**Instructions for the task:** Only the number is wanted: count the lines in the data with "Based" in them.

Entries from a dataset:
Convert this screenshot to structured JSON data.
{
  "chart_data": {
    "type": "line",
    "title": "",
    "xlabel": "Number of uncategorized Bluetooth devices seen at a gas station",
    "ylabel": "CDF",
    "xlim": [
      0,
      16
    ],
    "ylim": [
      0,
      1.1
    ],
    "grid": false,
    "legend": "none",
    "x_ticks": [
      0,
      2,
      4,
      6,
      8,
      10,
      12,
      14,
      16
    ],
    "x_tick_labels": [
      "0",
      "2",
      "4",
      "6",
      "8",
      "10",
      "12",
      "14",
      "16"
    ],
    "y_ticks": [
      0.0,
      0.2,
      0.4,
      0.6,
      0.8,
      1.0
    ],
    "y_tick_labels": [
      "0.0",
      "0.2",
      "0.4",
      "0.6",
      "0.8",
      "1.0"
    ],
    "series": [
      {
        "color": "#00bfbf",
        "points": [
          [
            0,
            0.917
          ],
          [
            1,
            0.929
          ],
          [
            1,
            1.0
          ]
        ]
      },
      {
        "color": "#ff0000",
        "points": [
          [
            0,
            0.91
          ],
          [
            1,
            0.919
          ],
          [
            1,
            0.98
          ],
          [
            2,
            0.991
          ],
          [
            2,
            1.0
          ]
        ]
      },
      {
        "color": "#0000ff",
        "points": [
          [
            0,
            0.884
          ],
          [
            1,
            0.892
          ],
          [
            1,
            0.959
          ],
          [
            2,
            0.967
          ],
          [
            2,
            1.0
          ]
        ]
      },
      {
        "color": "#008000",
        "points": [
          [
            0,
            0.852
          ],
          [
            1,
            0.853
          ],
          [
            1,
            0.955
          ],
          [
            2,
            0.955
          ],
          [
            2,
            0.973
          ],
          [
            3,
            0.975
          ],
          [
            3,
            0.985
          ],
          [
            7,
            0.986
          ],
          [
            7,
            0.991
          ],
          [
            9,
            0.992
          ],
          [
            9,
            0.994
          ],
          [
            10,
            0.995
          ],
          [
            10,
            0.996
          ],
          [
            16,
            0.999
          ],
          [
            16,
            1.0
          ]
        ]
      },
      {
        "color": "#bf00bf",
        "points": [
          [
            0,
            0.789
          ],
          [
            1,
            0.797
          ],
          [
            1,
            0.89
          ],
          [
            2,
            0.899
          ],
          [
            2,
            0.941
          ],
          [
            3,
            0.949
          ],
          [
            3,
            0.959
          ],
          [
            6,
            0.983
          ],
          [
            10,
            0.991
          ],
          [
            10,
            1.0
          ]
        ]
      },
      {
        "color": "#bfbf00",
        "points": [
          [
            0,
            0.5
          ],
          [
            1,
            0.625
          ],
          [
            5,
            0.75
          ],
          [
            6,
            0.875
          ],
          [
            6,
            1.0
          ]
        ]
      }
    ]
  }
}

---

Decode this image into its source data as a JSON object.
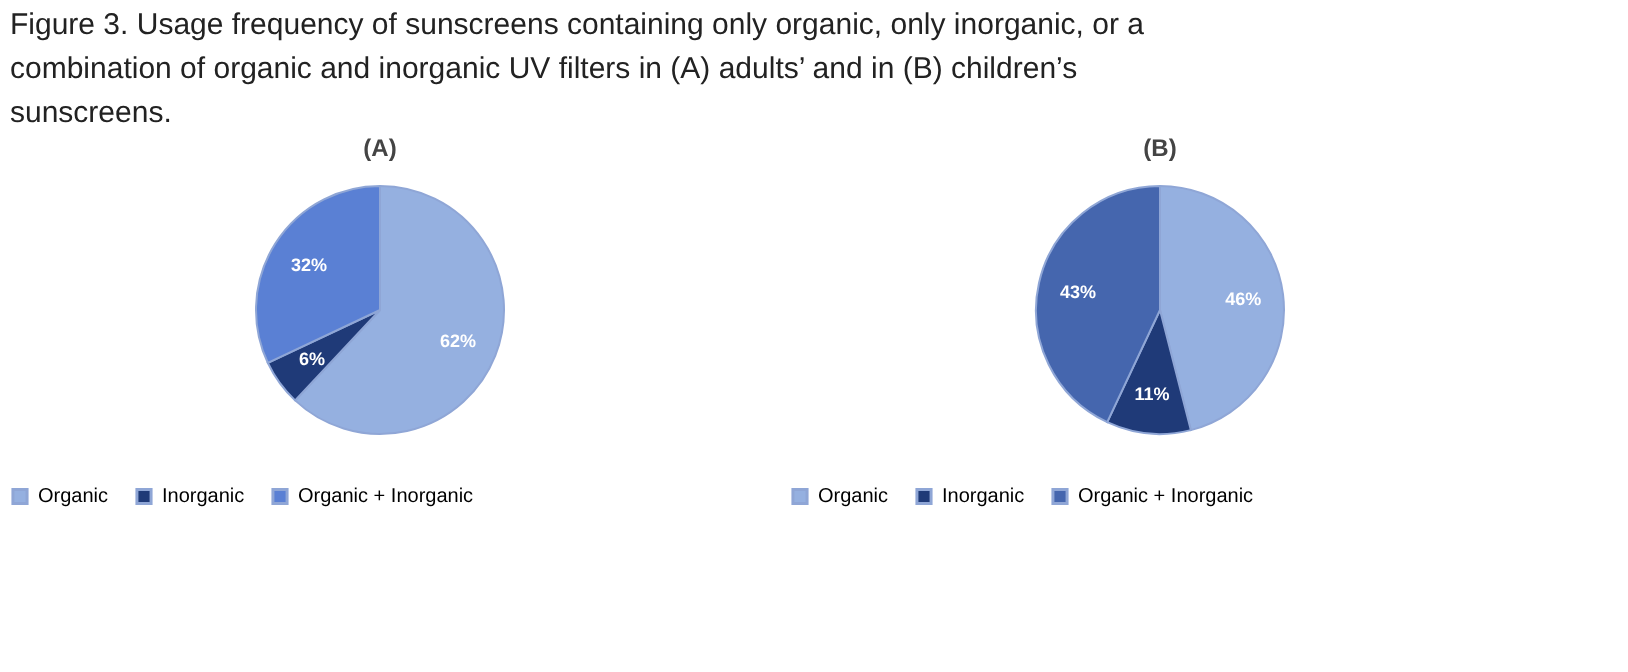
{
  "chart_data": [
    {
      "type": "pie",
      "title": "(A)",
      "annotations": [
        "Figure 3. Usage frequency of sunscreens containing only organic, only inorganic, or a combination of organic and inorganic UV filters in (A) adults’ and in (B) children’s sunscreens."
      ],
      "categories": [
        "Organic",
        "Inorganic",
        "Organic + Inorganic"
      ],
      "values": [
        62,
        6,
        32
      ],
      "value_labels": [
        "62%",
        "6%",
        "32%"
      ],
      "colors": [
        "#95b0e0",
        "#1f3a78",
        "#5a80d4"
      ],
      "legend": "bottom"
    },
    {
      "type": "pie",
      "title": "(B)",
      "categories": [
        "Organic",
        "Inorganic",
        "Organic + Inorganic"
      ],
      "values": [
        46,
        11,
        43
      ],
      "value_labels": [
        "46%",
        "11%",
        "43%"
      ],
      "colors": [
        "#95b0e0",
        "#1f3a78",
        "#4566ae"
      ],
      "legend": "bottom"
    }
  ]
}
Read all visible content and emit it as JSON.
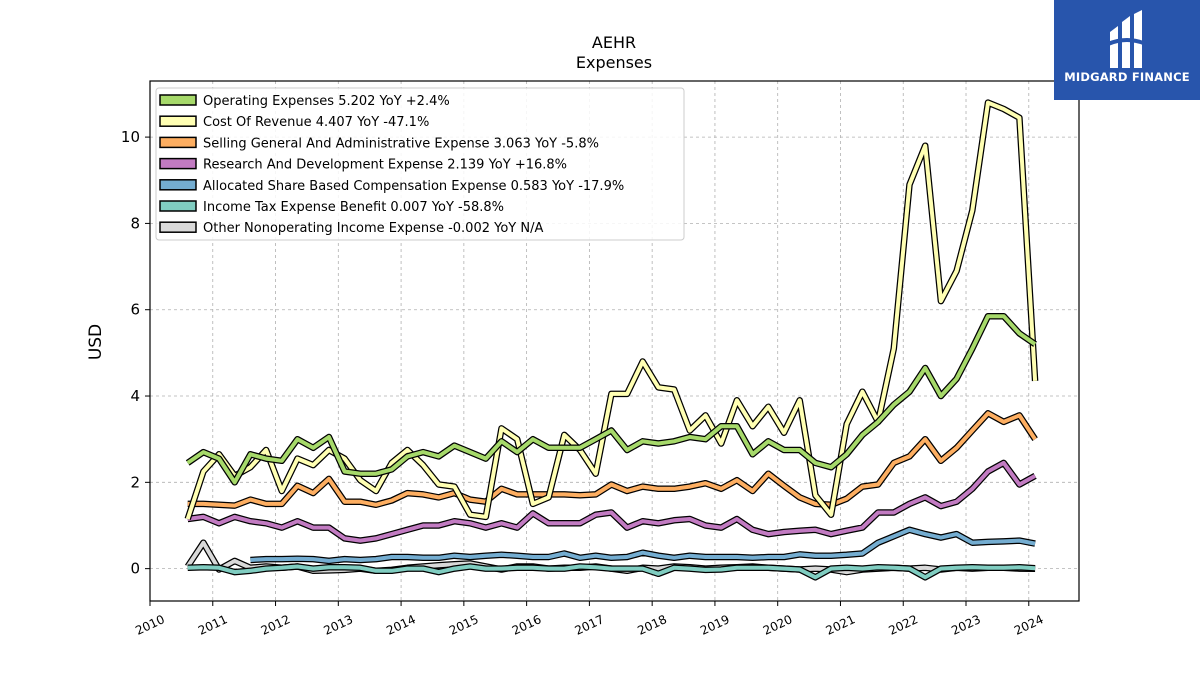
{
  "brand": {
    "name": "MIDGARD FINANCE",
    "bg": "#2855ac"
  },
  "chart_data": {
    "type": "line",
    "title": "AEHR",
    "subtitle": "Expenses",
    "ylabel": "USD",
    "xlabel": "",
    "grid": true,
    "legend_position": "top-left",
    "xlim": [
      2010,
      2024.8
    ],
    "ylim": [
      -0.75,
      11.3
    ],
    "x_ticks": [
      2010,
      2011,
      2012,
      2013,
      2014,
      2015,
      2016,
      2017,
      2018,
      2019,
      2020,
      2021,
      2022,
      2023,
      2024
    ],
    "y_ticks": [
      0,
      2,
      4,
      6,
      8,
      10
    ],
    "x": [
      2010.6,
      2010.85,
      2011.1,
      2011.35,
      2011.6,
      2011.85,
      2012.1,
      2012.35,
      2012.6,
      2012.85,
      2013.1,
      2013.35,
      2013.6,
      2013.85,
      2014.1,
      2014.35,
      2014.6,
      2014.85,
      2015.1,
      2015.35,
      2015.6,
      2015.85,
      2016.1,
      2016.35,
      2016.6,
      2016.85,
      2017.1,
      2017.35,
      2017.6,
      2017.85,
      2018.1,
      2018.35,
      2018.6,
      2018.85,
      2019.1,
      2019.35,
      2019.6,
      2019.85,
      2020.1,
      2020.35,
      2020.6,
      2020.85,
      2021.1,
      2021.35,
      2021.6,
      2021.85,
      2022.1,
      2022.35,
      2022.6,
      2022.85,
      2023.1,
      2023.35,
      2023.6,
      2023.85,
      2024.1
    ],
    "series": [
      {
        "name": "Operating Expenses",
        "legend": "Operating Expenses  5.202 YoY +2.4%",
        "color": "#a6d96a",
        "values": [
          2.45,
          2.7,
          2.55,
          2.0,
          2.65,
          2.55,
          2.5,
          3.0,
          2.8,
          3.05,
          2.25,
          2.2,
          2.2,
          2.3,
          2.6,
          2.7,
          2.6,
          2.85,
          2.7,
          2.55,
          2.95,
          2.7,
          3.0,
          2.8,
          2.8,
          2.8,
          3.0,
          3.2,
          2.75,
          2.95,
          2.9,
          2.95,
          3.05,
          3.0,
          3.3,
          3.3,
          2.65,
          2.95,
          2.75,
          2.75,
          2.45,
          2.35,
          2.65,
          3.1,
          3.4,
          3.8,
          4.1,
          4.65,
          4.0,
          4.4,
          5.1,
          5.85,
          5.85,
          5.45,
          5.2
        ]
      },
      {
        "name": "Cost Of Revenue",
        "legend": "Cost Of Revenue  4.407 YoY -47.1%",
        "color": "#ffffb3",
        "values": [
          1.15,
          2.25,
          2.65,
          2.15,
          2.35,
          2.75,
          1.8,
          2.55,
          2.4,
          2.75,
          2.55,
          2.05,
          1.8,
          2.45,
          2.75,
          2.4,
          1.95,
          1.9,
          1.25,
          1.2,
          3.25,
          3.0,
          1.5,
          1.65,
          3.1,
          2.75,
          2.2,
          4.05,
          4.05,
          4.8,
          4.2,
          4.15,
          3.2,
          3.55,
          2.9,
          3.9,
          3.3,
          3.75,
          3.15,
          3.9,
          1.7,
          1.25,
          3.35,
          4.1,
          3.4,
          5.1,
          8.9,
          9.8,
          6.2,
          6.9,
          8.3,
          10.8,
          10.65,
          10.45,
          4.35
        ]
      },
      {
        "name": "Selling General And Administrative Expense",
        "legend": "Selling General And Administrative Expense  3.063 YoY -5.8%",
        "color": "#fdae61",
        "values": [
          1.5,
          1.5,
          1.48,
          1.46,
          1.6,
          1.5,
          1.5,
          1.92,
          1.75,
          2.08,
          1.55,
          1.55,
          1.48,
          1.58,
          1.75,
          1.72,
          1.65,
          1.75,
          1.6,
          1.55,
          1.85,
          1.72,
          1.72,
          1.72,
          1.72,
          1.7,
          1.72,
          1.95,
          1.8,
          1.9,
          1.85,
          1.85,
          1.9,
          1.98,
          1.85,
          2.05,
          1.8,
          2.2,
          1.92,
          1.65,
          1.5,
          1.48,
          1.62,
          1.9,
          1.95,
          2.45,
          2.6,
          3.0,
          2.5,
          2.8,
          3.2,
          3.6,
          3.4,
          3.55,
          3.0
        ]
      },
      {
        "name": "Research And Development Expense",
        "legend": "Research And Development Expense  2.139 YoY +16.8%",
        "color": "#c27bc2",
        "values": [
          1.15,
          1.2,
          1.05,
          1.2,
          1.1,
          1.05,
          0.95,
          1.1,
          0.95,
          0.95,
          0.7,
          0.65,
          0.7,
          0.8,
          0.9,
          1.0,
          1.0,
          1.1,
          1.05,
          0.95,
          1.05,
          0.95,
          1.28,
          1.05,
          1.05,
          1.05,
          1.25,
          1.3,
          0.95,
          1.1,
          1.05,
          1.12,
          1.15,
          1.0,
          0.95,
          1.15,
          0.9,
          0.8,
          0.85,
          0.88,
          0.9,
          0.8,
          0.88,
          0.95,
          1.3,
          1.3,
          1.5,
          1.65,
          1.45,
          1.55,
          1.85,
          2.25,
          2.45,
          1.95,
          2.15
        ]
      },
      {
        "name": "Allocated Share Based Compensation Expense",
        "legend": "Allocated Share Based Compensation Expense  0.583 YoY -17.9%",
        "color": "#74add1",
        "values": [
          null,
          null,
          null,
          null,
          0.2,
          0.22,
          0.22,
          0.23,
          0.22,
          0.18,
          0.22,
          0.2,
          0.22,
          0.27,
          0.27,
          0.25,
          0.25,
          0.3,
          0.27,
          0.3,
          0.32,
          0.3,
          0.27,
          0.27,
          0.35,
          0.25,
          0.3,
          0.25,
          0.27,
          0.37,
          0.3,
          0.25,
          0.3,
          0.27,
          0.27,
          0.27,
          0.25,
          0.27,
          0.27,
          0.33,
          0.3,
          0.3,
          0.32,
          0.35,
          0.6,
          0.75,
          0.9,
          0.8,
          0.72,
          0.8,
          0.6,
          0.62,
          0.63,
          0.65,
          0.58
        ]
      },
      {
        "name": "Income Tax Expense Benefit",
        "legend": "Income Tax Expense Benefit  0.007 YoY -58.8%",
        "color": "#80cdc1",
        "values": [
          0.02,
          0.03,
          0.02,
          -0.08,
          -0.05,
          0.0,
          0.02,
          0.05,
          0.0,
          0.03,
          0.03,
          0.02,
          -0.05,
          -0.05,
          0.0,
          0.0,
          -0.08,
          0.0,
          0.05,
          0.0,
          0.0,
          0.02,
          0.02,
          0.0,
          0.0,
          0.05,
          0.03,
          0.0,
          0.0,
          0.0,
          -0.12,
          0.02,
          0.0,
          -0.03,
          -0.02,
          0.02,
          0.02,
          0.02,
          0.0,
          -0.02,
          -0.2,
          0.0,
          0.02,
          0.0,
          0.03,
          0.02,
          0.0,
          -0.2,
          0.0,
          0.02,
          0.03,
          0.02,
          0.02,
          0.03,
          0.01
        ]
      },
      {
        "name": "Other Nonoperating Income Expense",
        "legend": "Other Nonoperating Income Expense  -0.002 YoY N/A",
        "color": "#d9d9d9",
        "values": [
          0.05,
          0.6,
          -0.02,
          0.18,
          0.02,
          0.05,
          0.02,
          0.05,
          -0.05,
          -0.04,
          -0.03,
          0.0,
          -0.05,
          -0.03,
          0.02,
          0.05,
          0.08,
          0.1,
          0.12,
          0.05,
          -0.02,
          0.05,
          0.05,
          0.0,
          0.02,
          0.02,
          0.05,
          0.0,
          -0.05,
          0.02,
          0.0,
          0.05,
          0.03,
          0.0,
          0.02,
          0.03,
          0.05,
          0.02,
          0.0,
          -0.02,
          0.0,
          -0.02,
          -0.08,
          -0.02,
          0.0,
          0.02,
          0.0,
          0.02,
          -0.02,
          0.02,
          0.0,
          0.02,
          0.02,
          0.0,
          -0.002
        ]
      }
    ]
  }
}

...

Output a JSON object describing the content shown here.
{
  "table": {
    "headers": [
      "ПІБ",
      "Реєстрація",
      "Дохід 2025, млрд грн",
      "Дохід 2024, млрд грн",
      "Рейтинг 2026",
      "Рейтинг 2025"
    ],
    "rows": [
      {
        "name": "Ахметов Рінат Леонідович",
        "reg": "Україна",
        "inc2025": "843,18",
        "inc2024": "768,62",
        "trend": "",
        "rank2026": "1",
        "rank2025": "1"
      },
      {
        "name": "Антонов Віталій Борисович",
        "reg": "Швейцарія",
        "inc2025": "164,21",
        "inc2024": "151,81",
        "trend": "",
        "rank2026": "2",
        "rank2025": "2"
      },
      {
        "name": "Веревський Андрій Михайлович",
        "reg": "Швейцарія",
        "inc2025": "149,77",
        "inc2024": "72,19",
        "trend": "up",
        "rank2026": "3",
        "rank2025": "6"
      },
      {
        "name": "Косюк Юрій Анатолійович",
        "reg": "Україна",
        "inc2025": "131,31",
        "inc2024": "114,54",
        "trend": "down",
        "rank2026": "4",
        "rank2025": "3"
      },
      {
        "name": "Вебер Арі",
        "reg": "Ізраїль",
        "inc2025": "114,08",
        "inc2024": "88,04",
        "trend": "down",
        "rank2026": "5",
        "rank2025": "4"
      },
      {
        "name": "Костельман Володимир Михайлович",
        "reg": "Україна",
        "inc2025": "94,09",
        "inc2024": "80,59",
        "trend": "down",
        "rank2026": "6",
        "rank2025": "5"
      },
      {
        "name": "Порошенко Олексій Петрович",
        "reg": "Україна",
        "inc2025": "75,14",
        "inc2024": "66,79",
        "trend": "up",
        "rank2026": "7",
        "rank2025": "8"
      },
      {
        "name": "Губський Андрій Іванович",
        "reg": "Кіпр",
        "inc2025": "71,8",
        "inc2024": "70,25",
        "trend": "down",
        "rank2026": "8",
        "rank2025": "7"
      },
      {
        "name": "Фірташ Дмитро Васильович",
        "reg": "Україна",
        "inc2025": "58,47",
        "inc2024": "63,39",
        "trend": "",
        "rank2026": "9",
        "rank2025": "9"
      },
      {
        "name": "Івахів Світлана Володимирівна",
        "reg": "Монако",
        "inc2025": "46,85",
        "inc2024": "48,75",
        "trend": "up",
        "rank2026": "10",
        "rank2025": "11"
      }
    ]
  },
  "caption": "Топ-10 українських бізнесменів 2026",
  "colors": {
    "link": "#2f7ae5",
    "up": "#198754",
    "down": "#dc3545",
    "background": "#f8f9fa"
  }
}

**Problem solution:** 2